**Exercise task**
Lay out the entry lines between the line containing "horizontal-scrollbar[interactable] [184, 545, 308, 559]" and the line containing "minimize-button[interactable]: — [1228, 0, 1274, 23]", inclusive, as a Markdown table with the columns No. and Entry line. Number each row and leave out any blank lines.

**Dataset rows**

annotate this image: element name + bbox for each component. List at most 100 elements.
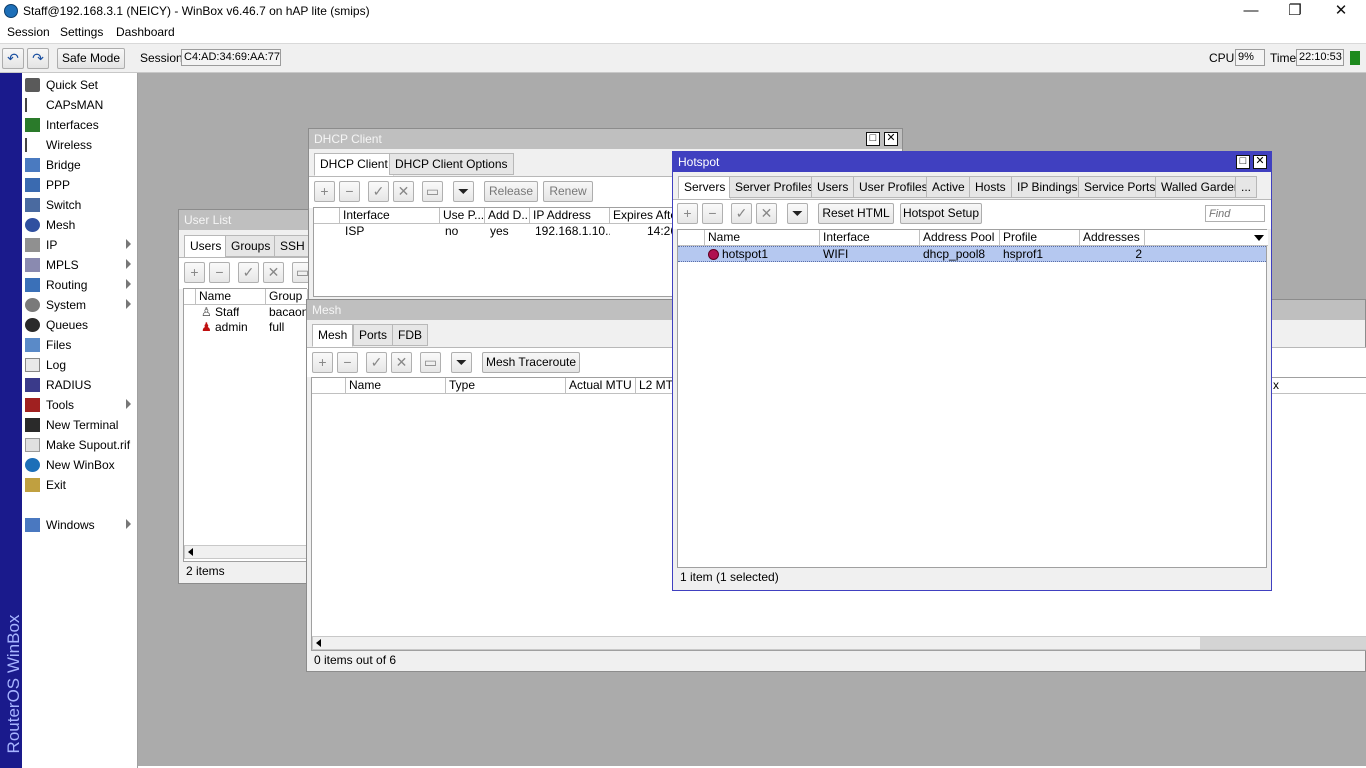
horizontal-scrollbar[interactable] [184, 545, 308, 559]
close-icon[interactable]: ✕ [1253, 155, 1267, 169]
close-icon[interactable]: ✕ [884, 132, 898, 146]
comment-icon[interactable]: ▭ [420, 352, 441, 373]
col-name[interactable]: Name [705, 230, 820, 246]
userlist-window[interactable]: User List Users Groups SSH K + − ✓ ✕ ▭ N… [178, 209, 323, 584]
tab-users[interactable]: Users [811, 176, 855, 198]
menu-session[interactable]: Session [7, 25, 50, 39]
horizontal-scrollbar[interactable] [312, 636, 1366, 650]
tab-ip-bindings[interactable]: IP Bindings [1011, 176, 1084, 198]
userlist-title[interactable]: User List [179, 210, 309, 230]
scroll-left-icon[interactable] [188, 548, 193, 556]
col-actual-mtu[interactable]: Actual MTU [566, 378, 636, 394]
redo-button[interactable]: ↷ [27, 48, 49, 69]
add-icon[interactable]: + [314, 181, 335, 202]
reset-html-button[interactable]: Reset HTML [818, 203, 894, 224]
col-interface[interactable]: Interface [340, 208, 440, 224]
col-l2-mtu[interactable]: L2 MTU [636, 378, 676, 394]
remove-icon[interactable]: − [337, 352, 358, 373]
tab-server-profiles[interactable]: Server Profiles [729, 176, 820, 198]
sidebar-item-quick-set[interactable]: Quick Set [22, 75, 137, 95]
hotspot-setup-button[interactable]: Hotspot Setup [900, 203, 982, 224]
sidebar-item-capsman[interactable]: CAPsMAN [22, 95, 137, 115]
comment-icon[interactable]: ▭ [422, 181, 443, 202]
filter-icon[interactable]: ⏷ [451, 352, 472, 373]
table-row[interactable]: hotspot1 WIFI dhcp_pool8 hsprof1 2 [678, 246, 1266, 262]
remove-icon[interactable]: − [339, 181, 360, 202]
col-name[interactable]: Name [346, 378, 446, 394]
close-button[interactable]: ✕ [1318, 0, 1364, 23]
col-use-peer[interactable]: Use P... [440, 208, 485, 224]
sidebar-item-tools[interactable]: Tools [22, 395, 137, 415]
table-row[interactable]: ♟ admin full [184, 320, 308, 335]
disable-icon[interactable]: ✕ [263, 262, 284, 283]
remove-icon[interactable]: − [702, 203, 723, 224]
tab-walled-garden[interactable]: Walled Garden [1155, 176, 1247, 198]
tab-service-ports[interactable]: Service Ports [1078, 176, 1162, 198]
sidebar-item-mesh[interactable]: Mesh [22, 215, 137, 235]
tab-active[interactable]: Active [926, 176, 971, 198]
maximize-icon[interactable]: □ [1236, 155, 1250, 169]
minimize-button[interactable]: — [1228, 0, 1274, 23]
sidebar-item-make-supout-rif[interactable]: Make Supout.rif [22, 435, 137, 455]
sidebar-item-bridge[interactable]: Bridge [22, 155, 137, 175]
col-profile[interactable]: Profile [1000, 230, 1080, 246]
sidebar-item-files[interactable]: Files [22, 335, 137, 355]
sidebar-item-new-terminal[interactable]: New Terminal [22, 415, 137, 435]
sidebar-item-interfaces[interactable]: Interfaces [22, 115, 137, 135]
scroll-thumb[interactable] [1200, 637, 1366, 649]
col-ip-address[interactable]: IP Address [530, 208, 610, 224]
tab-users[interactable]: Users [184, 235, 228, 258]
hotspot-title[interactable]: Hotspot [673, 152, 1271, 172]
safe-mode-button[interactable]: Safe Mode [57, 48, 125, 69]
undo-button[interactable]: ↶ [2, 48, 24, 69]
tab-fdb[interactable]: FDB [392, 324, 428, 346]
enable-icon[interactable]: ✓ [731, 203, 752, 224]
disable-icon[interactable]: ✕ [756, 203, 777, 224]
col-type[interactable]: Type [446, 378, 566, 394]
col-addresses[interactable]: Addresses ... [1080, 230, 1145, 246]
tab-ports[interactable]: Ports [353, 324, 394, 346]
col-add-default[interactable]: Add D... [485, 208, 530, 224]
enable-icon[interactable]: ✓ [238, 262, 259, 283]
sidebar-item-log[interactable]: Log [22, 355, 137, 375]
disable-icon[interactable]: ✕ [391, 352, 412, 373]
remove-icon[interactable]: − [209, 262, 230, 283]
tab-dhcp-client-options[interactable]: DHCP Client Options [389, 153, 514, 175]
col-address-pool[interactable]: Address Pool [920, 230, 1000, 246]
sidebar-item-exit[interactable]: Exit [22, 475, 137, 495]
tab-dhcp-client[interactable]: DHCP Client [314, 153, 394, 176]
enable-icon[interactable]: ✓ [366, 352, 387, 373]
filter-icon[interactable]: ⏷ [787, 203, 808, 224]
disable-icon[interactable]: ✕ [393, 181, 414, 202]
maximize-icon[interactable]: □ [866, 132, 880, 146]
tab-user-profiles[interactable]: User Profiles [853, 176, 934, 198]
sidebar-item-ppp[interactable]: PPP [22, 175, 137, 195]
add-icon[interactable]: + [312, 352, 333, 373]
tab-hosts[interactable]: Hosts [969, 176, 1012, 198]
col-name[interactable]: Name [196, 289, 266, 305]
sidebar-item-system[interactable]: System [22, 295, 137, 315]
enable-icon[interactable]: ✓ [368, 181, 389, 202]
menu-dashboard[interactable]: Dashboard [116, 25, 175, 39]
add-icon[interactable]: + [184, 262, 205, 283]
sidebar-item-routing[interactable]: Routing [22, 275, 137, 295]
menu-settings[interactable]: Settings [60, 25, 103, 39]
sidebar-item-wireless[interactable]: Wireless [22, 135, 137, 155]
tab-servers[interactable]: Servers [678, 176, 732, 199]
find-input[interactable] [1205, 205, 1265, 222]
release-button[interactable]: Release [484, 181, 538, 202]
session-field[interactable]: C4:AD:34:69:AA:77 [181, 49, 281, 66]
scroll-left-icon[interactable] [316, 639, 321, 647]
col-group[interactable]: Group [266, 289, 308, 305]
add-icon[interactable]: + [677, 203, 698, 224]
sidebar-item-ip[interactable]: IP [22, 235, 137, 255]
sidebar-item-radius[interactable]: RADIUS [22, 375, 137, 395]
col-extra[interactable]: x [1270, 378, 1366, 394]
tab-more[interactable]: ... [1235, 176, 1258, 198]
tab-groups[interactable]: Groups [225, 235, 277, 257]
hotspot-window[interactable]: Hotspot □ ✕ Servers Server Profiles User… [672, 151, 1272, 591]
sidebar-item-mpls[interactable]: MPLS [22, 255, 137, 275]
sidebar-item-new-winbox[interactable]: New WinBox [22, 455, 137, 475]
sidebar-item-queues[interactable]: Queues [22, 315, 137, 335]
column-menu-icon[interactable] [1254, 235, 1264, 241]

**Solution to this task**
| No. | Entry line |
|---|---|
| 1 | horizontal-scrollbar[interactable] [184, 545, 308, 559] |
| 2 | close-icon[interactable]: ✕ [1253, 155, 1267, 169] |
| 3 | close-icon[interactable]: ✕ [884, 132, 898, 146] |
| 4 | comment-icon[interactable]: ▭ [420, 352, 441, 373] |
| 5 | col-name[interactable]: Name [705, 230, 820, 246] |
| 6 | userlist-window[interactable]: User List Users Groups SSH K + − ✓ ✕ ▭ N… [178, 209, 323, 584] |
| 7 | tab-users[interactable]: Users [811, 176, 855, 198] |
| 8 | menu-session[interactable]: Session [7, 25, 50, 39] |
| 9 | horizontal-scrollbar[interactable] [312, 636, 1366, 650] |
| 10 | tab-ip-bindings[interactable]: IP Bindings [1011, 176, 1084, 198] |
| 11 | userlist-title[interactable]: User List [179, 210, 309, 230] |
| 12 | scroll-left-icon[interactable] [188, 548, 193, 556] |
| 13 | col-actual-mtu[interactable]: Actual MTU [566, 378, 636, 394] |
| 14 | redo-button[interactable]: ↷ [27, 48, 49, 69] |
| 15 | add-icon[interactable]: + [314, 181, 335, 202] |
| 16 | reset-html-button[interactable]: Reset HTML [818, 203, 894, 224] |
| 17 | col-interface[interactable]: Interface [340, 208, 440, 224] |
| 18 | col-l2-mtu[interactable]: L2 MTU [636, 378, 676, 394] |
| 19 | remove-icon[interactable]: − [337, 352, 358, 373] |
| 20 | tab-server-profiles[interactable]: Server Profiles [729, 176, 820, 198] |
| 21 | sidebar-item-quick-set[interactable]: Quick Set [22, 75, 137, 95] |
| 22 | hotspot-setup-button[interactable]: Hotspot Setup [900, 203, 982, 224] |
| 23 | sidebar-item-capsman[interactable]: CAPsMAN [22, 95, 137, 115] |
| 24 | comment-icon[interactable]: ▭ [422, 181, 443, 202] |
| 25 | filter-icon[interactable]: ⏷ [451, 352, 472, 373] |
| 26 | table-row[interactable]: hotspot1 WIFI dhcp_pool8 hsprof1 2 [678, 246, 1266, 262] |
| 27 | remove-icon[interactable]: − [339, 181, 360, 202] |
| 28 | col-name[interactable]: Name [346, 378, 446, 394] |
| 29 | close-button[interactable]: ✕ [1318, 0, 1364, 23] |
| 30 | col-use-peer[interactable]: Use P... [440, 208, 485, 224] |
| 31 | sidebar-item-tools[interactable]: Tools [22, 395, 137, 415] |
| 32 | table-row[interactable]: ♟ admin full [184, 320, 308, 335] |
| 33 | disable-icon[interactable]: ✕ [263, 262, 284, 283] |
| 34 | remove-icon[interactable]: − [702, 203, 723, 224] |
| 35 | tab-walled-garden[interactable]: Walled Garden [1155, 176, 1247, 198] |
| 36 | tab-service-ports[interactable]: Service Ports [1078, 176, 1162, 198] |
| 37 | sidebar-item-mesh[interactable]: Mesh [22, 215, 137, 235] |
| 38 | tab-active[interactable]: Active [926, 176, 971, 198] |
| 39 | maximize-icon[interactable]: □ [1236, 155, 1250, 169] |
| 40 | minimize-button[interactable]: — [1228, 0, 1274, 23] |